- [EXERCISE DESCRIPTION]: Exactly as given, repeat all of the entries.

— Start of RECORDS FOR THIS TASK —

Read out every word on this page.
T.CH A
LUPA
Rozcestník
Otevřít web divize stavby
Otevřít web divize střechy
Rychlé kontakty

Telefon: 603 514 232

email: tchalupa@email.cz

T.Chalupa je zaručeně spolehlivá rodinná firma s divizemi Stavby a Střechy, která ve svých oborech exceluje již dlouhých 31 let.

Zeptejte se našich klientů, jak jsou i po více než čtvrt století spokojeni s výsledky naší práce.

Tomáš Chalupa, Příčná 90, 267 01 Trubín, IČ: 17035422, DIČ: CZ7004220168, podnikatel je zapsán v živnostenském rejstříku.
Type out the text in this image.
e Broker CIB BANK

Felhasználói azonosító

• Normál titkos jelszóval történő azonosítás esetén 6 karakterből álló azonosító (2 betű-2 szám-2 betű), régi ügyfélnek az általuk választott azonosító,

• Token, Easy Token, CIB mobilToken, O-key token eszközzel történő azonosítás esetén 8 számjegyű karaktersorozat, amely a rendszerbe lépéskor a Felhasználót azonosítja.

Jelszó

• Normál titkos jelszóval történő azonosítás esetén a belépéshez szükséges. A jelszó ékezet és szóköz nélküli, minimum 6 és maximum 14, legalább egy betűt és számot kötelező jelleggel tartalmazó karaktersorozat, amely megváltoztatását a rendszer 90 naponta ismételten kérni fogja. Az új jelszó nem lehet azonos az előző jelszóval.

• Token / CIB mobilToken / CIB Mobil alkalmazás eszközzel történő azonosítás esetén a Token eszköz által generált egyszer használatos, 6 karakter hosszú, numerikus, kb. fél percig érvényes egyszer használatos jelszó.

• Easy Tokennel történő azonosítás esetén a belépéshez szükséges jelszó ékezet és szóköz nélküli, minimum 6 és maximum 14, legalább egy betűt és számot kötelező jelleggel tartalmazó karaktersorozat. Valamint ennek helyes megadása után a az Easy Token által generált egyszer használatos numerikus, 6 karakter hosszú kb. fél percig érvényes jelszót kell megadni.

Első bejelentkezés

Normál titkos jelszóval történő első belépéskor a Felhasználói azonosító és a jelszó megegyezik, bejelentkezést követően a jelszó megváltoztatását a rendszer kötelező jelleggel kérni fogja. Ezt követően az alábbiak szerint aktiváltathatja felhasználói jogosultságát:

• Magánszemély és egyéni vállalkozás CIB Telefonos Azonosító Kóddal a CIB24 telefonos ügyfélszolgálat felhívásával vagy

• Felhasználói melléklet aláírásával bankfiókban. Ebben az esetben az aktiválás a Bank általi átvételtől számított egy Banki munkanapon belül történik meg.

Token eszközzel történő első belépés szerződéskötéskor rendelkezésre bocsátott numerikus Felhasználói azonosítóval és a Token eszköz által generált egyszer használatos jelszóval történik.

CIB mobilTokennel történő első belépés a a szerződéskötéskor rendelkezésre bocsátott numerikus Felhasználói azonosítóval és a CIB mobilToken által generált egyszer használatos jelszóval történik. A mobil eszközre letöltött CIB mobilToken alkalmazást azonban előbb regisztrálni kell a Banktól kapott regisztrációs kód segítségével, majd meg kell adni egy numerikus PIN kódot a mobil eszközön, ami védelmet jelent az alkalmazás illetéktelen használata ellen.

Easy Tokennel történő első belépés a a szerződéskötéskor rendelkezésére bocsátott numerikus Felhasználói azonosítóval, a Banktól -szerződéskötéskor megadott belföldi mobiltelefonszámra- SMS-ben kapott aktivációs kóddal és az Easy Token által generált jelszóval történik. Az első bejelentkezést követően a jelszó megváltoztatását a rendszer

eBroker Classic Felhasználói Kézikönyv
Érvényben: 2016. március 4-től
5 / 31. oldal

— End of RECORDS FOR THIS TASK —

- [RESULT FOR THIS TASK]:
Read out every word on this page.
T.CH A
LUPA
Rozcestník
Otevřít web divize stavby
Otevřít web divize střechy
Rychlé kontakty

Telefon: 603 514 232

email: tchalupa@email.cz

T.Chalupa je zaručeně spolehlivá rodinná firma s divizemi Stavby a Střechy, která ve svých oborech exceluje již dlouhých 31 let.

Zeptejte se našich klientů, jak jsou i po více než čtvrt století spokojeni s výsledky naší práce.

Tomáš Chalupa, Příčná 90, 267 01 Trubín, IČ: 17035422, DIČ: CZ7004220168, podnikatel je zapsán v živnostenském rejstříku.
Type out the text in this image.
e Broker CIB BANK

Felhasználói azonosító

• Normál titkos jelszóval történő azonosítás esetén 6 karakterből álló azonosító (2 betű-2 szám-2 betű), régi ügyfélnek az általuk választott azonosító,

• Token, Easy Token, CIB mobilToken, O-key token eszközzel történő azonosítás esetén 8 számjegyű karaktersorozat, amely a rendszerbe lépéskor a Felhasználót azonosítja.

Jelszó

• Normál titkos jelszóval történő azonosítás esetén a belépéshez szükséges. A jelszó ékezet és szóköz nélküli, minimum 6 és maximum 14, legalább egy betűt és számot kötelező jelleggel tartalmazó karaktersorozat, amely megváltoztatását a rendszer 90 naponta ismételten kérni fogja. Az új jelszó nem lehet azonos az előző jelszóval.

• Token / CIB mobilToken / CIB Mobil alkalmazás eszközzel történő azonosítás esetén a Token eszköz által generált egyszer használatos, 6 karakter hosszú, numerikus, kb. fél percig érvényes egyszer használatos jelszó.

• Easy Tokennel történő azonosítás esetén a belépéshez szükséges jelszó ékezet és szóköz nélküli, minimum 6 és maximum 14, legalább egy betűt és számot kötelező jelleggel tartalmazó karaktersorozat. Valamint ennek helyes megadása után a az Easy Token által generált egyszer használatos numerikus, 6 karakter hosszú kb. fél percig érvényes jelszót kell megadni.

Első bejelentkezés

Normál titkos jelszóval történő első belépéskor a Felhasználói azonosító és a jelszó megegyezik, bejelentkezést követően a jelszó megváltoztatását a rendszer kötelező jelleggel kérni fogja. Ezt követően az alábbiak szerint aktiváltathatja felhasználói jogosultságát:

• Magánszemély és egyéni vállalkozás CIB Telefonos Azonosító Kóddal a CIB24 telefonos ügyfélszolgálat felhívásával vagy

• Felhasználói melléklet aláírásával bankfiókban. Ebben az esetben az aktiválás a Bank általi átvételtől számított egy Banki munkanapon belül történik meg.

Token eszközzel történő első belépés szerződéskötéskor rendelkezésre bocsátott numerikus Felhasználói azonosítóval és a Token eszköz által generált egyszer használatos jelszóval történik.

CIB mobilTokennel történő első belépés a a szerződéskötéskor rendelkezésre bocsátott numerikus Felhasználói azonosítóval és a CIB mobilToken által generált egyszer használatos jelszóval történik. A mobil eszközre letöltött CIB mobilToken alkalmazást azonban előbb regisztrálni kell a Banktól kapott regisztrációs kód segítségével, majd meg kell adni egy numerikus PIN kódot a mobil eszközön, ami védelmet jelent az alkalmazás illetéktelen használata ellen.

Easy Tokennel történő első belépés a a szerződéskötéskor rendelkezésére bocsátott numerikus Felhasználói azonosítóval, a Banktól -szerződéskötéskor megadott belföldi mobiltelefonszámra- SMS-ben kapott aktivációs kóddal és az Easy Token által generált jelszóval történik. Az első bejelentkezést követően a jelszó megváltoztatását a rendszer

eBroker Classic Felhasználói Kézikönyv
Érvényben: 2016. március 4-től
5 / 31. oldal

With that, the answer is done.